>> Start Entries provided

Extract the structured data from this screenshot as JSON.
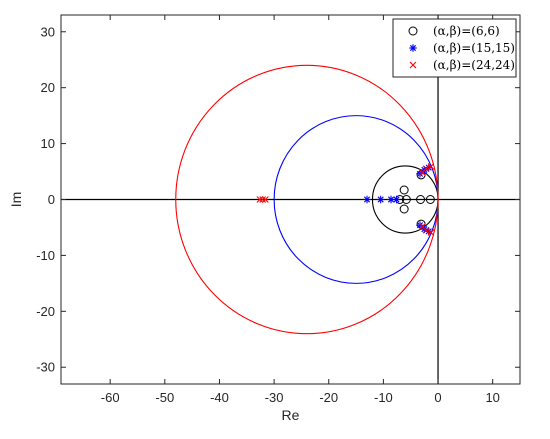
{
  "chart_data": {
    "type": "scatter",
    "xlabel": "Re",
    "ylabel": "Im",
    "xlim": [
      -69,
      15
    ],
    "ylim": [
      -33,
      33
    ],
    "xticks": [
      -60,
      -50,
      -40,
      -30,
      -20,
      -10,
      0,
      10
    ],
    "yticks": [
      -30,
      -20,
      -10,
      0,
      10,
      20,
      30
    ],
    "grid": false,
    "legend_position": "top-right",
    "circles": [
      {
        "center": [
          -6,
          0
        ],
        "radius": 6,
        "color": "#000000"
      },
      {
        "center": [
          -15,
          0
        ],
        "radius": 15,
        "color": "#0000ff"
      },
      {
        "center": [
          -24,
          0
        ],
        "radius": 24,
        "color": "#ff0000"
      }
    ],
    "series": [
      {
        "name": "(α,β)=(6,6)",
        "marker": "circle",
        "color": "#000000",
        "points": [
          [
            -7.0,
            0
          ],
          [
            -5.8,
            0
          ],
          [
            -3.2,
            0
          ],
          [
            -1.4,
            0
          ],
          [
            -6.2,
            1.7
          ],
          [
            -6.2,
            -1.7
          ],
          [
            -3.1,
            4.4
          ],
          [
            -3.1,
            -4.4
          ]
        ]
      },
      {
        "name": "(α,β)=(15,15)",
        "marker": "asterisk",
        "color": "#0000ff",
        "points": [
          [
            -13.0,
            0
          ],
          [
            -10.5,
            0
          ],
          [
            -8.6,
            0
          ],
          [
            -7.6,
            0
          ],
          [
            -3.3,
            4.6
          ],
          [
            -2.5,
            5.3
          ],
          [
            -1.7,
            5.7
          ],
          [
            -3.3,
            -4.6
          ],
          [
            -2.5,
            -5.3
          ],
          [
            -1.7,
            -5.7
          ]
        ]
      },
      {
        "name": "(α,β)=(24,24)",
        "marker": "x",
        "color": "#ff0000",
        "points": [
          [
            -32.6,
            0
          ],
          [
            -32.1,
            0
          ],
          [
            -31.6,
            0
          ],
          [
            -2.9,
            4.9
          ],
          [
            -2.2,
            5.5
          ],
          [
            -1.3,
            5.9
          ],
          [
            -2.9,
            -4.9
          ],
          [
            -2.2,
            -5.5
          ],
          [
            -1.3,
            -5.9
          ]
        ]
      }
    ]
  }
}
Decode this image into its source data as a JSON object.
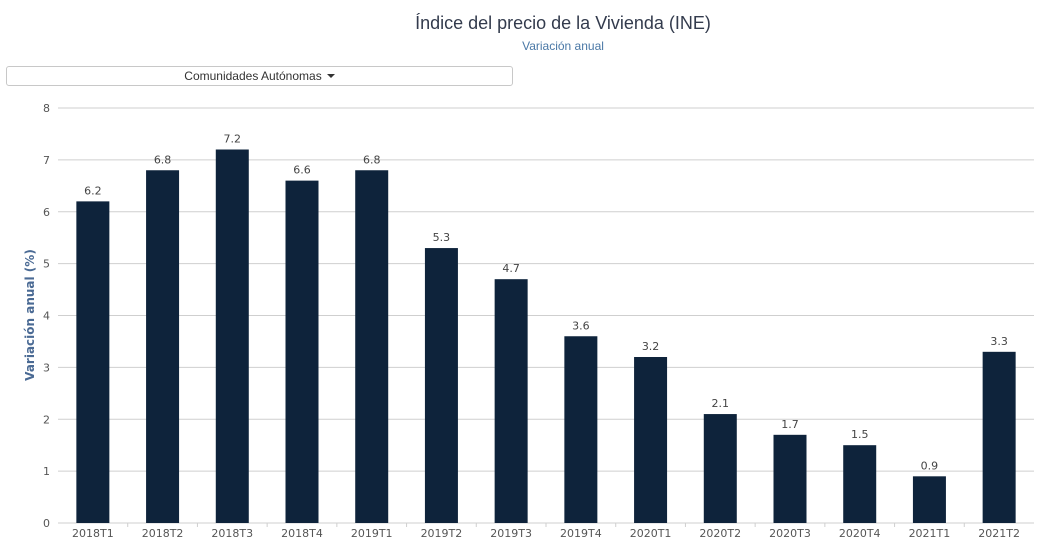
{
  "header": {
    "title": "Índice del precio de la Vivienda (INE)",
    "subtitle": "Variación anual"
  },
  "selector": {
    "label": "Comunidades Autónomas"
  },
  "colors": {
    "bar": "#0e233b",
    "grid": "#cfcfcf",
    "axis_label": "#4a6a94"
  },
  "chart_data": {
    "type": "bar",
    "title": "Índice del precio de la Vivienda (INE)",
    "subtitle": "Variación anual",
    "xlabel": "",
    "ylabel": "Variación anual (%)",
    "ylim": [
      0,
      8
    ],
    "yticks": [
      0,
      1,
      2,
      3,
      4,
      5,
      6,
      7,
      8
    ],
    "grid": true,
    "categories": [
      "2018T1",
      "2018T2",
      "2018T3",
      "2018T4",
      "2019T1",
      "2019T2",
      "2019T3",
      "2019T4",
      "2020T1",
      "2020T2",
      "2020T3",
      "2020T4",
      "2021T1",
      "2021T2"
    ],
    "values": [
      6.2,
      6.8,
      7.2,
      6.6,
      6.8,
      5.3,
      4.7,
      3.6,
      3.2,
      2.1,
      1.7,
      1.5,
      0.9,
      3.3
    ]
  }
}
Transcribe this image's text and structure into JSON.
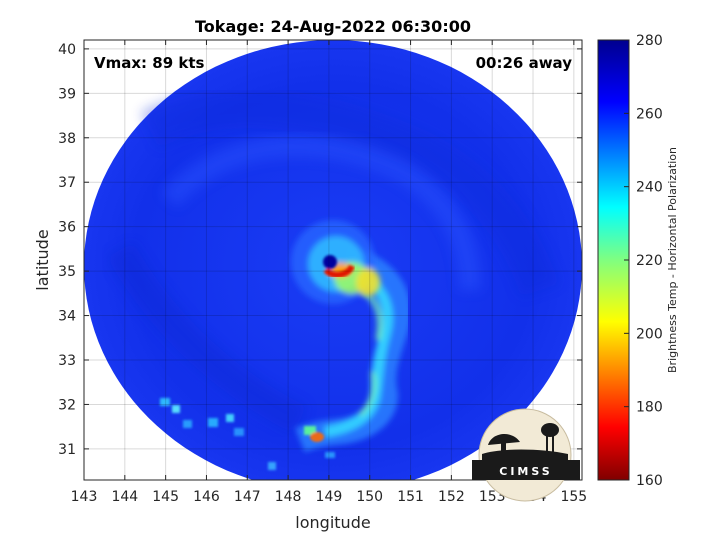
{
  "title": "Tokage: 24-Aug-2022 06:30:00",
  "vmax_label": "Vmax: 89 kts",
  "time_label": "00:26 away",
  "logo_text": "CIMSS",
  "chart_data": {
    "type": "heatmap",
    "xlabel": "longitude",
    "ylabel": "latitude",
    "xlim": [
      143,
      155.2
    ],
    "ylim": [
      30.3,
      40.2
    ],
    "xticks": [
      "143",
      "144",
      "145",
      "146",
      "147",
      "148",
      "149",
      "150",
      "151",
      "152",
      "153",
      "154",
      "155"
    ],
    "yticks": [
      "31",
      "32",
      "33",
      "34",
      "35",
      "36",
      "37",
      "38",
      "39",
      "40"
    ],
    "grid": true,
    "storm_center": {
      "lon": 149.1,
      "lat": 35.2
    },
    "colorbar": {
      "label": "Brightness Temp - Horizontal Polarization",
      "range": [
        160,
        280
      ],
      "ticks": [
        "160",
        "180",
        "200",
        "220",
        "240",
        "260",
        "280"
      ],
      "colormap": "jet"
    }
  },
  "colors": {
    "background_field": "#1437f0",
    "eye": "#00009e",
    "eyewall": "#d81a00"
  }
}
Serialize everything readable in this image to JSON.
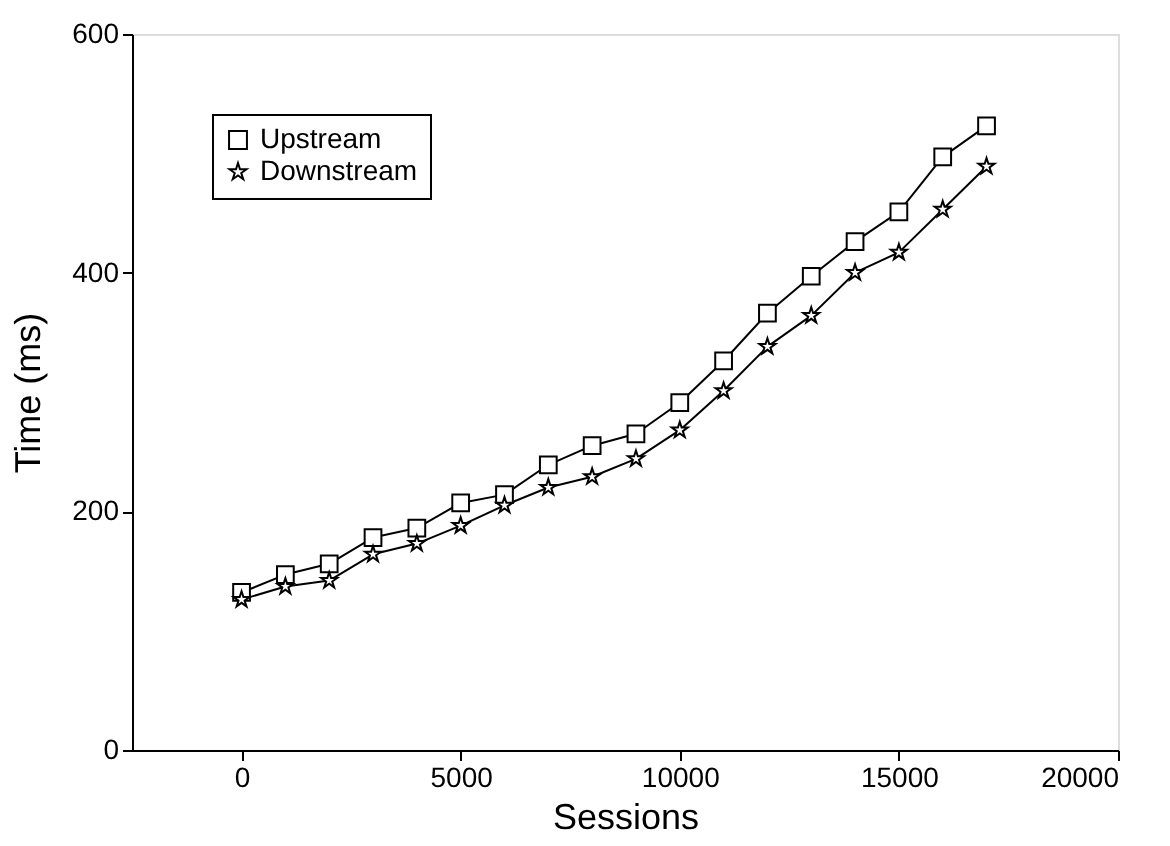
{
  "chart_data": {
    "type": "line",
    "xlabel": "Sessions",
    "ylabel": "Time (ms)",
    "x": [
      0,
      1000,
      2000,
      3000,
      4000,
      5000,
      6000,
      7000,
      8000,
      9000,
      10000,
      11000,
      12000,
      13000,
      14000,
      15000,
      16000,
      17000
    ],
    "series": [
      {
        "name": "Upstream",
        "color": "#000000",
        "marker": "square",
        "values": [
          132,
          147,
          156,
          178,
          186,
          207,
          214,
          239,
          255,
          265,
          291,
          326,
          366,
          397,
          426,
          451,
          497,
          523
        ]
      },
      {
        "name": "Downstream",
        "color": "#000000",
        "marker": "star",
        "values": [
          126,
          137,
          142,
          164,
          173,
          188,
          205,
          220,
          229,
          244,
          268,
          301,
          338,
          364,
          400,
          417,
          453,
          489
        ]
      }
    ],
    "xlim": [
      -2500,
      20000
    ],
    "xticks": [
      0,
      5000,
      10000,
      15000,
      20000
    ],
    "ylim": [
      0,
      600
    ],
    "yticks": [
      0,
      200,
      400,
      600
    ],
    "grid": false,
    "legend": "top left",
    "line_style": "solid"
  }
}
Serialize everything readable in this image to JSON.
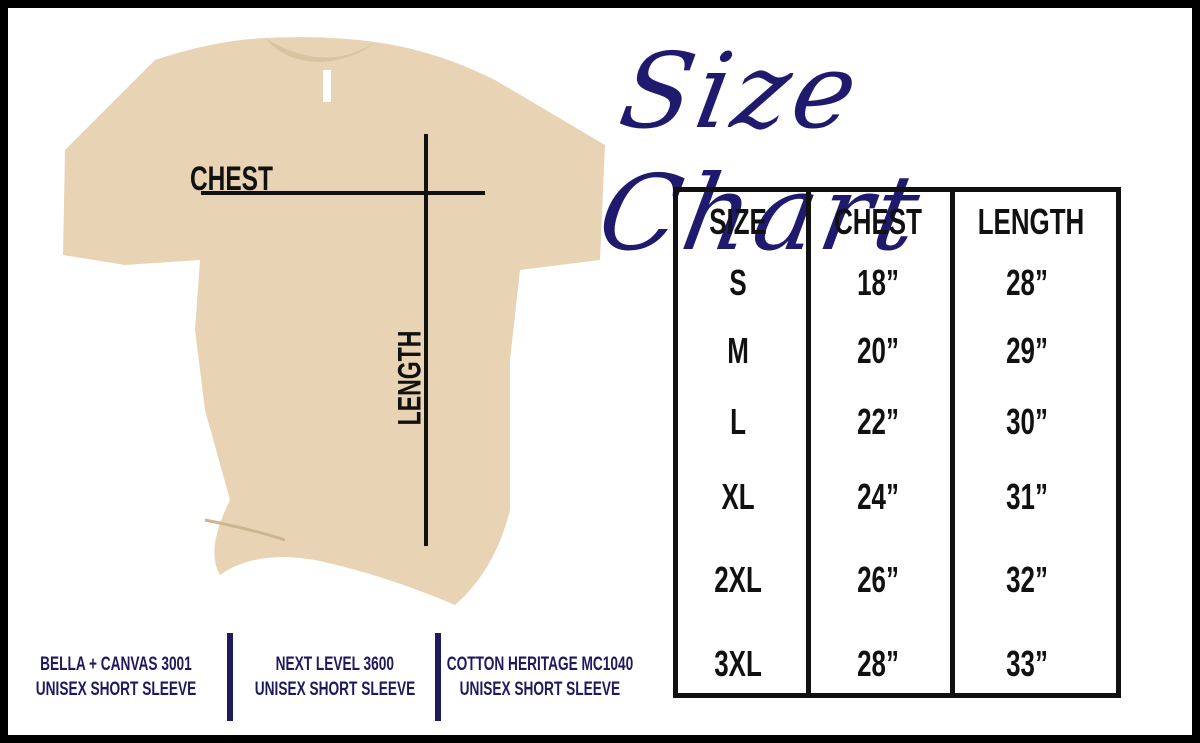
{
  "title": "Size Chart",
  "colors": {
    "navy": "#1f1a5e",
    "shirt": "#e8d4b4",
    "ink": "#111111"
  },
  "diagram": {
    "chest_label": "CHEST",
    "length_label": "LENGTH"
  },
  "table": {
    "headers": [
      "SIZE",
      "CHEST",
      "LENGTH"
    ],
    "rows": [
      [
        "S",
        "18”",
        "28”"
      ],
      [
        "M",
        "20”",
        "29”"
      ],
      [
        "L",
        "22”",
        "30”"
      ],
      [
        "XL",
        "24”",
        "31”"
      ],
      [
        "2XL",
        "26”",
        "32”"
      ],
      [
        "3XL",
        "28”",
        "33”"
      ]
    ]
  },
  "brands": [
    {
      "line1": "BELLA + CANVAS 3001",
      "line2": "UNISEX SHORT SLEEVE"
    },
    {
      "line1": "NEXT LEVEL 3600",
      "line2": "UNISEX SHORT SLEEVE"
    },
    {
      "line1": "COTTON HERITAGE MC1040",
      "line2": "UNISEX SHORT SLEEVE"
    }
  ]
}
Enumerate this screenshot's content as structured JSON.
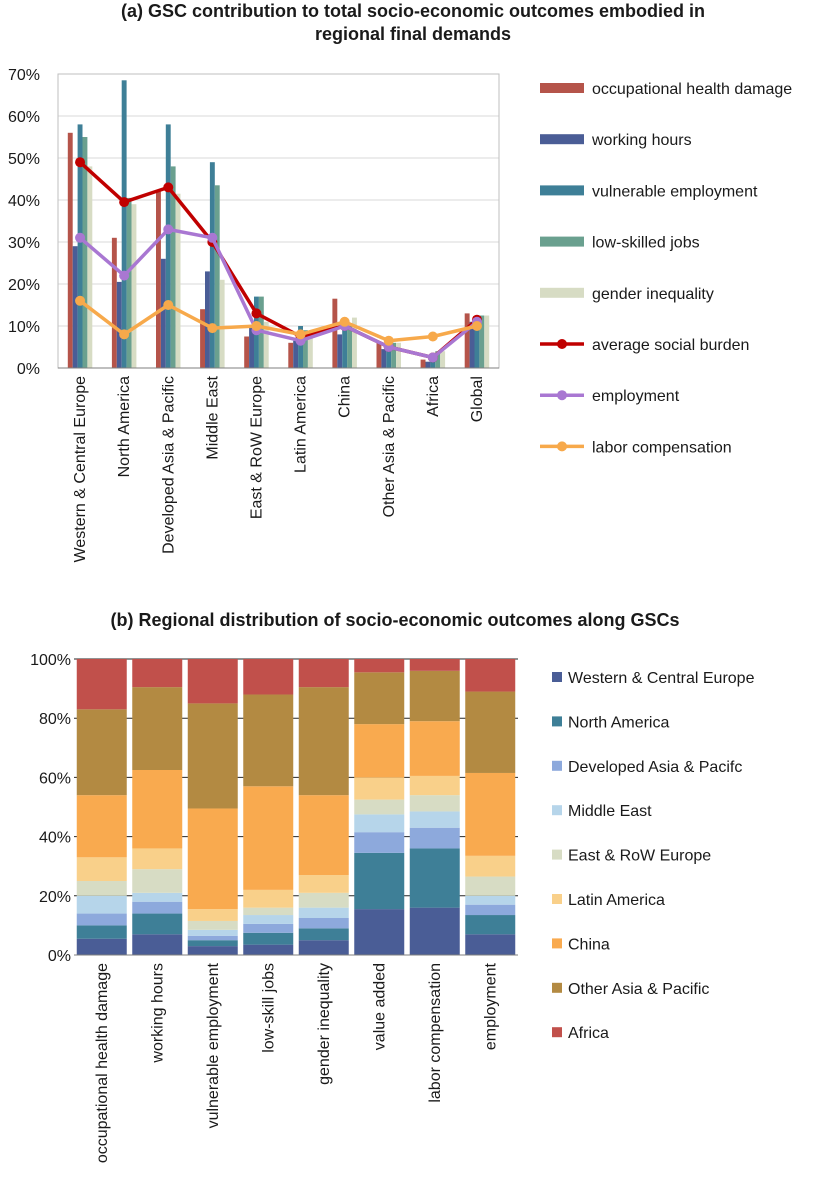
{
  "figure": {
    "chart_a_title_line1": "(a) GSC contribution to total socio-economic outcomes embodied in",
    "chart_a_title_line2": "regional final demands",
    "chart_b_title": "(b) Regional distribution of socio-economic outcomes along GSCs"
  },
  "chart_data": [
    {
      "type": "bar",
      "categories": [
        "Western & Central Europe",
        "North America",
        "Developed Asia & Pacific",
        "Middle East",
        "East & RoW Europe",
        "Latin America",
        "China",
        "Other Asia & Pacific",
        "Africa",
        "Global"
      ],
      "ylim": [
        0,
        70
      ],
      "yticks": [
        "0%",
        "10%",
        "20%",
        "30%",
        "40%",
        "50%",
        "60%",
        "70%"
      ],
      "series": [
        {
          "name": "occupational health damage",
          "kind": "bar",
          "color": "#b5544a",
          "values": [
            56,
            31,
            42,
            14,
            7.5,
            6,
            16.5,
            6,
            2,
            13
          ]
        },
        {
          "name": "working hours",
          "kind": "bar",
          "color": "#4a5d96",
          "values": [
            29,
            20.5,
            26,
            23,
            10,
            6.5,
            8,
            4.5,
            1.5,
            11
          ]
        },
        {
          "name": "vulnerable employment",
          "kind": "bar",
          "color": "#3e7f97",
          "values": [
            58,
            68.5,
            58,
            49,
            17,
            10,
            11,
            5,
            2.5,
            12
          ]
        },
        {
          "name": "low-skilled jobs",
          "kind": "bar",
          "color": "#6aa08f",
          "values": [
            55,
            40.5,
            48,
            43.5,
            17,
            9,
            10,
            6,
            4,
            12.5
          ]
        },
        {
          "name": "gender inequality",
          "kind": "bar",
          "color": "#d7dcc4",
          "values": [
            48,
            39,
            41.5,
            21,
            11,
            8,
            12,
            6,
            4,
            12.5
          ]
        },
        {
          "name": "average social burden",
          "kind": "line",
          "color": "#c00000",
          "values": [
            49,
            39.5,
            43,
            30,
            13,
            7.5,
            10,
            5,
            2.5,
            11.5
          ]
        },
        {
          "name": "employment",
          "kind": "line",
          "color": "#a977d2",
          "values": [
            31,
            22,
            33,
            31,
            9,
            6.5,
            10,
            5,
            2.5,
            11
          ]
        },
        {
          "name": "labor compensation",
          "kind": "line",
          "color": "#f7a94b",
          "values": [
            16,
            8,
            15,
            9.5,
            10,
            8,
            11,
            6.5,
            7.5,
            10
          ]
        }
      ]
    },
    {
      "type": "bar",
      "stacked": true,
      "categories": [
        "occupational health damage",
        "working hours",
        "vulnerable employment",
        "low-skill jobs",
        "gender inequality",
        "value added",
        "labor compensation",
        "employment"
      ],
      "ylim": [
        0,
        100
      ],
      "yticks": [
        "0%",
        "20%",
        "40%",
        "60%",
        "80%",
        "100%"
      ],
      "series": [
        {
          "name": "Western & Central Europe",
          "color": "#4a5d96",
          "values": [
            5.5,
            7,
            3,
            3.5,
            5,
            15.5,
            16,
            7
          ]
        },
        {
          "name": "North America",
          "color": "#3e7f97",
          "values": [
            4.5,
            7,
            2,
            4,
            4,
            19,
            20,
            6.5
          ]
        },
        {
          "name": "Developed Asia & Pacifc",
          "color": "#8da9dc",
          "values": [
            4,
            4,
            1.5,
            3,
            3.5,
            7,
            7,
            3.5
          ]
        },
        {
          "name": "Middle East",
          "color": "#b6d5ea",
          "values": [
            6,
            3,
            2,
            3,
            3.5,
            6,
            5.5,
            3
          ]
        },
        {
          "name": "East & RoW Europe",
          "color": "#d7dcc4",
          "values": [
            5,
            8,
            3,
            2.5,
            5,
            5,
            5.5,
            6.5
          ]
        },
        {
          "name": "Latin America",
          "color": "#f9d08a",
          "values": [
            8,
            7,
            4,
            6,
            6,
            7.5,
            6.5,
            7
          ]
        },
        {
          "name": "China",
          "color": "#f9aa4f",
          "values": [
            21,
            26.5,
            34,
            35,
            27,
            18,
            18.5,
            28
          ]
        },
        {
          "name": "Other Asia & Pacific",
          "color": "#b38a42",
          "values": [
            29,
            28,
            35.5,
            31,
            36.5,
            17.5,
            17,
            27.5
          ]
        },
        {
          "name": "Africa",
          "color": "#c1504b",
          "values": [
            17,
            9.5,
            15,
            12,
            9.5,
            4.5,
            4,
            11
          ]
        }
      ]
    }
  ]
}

>> End Entries provided

# Given exercise
Search the lines above for the string "Europe" and copy each line that has it.

# Result for this exercise
        "Western & Central Europe",
        "East & RoW Europe",
          "name": "Western & Central Europe",
          "name": "East & RoW Europe",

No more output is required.